JOB. Copy every line of the listing that holds the string "新增技能人才".

SUPPLIED DATA.
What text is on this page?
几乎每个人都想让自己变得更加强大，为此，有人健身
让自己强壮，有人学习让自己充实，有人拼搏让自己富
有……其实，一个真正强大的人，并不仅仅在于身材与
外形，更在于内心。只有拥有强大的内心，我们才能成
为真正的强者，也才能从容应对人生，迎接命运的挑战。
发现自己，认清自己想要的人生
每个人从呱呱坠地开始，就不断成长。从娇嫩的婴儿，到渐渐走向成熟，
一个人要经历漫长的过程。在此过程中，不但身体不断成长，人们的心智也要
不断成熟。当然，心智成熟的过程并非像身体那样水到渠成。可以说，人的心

--

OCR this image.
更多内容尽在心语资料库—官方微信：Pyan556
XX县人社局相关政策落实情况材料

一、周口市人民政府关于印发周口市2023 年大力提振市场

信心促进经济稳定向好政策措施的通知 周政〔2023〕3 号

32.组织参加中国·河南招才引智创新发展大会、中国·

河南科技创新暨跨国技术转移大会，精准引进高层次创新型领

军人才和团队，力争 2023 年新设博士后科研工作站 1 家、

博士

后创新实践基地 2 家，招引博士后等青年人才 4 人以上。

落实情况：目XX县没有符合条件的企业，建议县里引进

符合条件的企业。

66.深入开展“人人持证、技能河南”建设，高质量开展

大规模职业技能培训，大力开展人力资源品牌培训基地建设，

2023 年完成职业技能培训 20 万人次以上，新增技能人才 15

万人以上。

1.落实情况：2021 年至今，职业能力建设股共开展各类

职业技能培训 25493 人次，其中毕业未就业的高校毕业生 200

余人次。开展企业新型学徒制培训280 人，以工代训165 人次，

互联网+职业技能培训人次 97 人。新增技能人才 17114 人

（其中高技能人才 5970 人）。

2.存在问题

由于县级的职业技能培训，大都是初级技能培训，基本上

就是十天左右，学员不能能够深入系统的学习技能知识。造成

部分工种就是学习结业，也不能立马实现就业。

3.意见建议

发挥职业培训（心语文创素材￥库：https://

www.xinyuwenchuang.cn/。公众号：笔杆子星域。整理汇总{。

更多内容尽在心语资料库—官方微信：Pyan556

* * *

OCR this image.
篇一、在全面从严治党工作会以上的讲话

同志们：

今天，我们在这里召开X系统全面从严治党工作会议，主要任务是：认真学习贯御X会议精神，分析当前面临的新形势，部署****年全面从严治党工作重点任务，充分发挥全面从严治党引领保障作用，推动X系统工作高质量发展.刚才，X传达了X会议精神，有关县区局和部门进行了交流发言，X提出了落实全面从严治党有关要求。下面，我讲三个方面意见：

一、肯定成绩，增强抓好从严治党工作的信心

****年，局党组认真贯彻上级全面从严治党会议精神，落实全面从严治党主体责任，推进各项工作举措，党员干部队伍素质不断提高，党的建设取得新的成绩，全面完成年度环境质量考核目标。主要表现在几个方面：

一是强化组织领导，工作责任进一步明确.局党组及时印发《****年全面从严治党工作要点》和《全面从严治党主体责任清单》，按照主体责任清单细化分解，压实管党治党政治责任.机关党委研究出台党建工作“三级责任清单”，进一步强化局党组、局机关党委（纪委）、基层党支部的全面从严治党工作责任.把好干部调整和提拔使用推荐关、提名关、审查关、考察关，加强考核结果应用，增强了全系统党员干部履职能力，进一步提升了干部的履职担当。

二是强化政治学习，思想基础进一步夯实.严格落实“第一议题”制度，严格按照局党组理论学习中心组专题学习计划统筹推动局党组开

RESULT OF THE TASK.
2023 年完成职业技能培训 20 万人次以上，新增技能人才 15
互联网+职业技能培训人次 97 人。新增技能人才 17114 人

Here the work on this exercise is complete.